## Instruction
Search the data below for "this"; list each line that holds it.

## Dataset entries
>> Start

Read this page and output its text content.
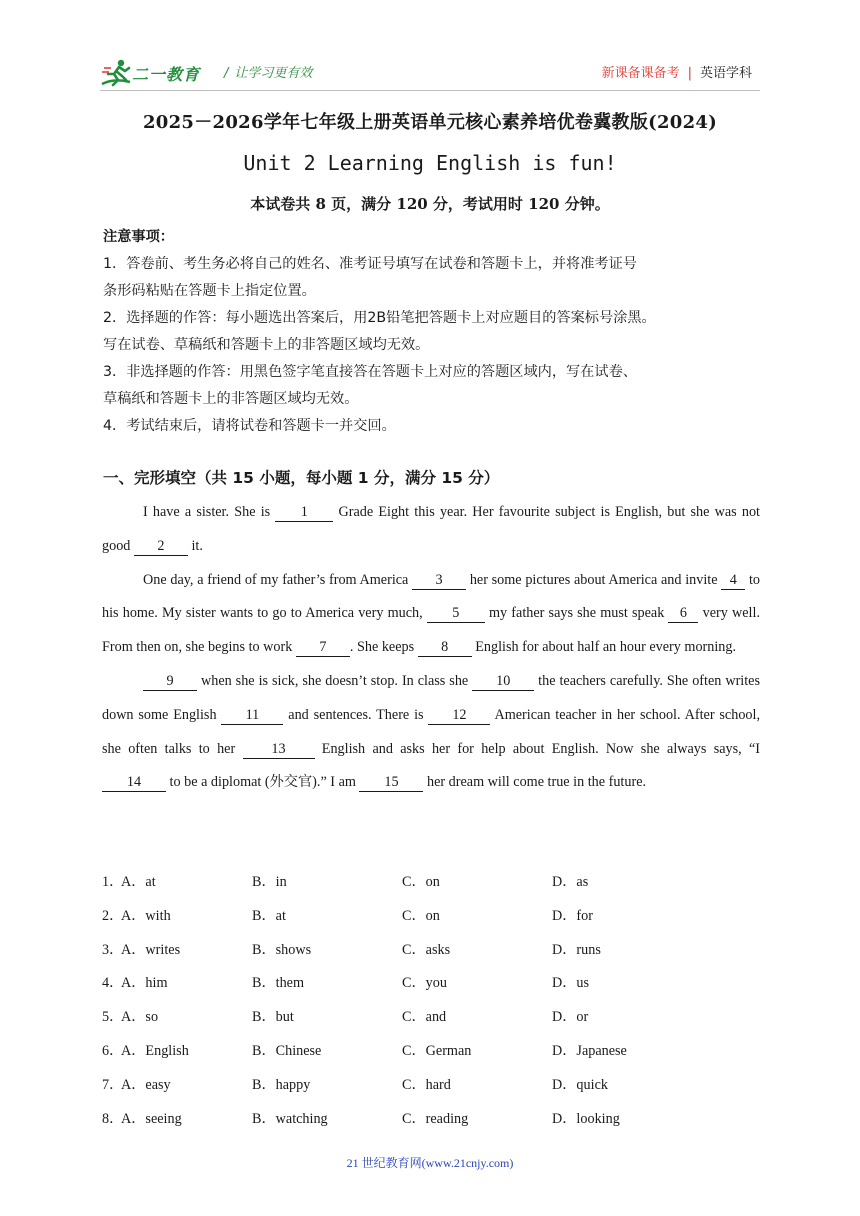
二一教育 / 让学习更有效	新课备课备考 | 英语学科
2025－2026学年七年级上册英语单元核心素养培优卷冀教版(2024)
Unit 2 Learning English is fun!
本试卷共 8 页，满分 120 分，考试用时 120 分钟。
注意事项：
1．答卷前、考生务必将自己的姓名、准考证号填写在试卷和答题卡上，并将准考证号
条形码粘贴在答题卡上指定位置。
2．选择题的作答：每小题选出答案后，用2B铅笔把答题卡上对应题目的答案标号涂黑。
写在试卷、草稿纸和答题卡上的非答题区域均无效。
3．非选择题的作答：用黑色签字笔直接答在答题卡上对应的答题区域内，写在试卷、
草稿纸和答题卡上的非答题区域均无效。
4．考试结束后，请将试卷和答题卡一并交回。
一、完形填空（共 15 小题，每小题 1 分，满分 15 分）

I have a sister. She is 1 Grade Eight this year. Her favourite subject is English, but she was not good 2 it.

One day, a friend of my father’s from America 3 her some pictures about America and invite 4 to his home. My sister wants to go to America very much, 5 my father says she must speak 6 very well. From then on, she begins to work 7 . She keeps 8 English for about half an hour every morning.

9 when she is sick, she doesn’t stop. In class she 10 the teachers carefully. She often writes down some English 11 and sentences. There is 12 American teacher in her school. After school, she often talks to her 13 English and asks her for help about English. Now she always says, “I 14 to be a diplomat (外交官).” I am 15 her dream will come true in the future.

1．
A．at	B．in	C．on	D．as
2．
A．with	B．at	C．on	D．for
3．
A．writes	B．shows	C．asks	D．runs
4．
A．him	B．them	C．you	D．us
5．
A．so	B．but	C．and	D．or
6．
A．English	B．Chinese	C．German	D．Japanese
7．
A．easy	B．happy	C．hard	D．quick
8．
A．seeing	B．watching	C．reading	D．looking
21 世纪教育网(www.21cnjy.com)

>> End

## Task response
Read this page and output its text content.
I have a sister. She is 1 Grade Eight this year. Her favourite subject is English, but she was not good 2 it.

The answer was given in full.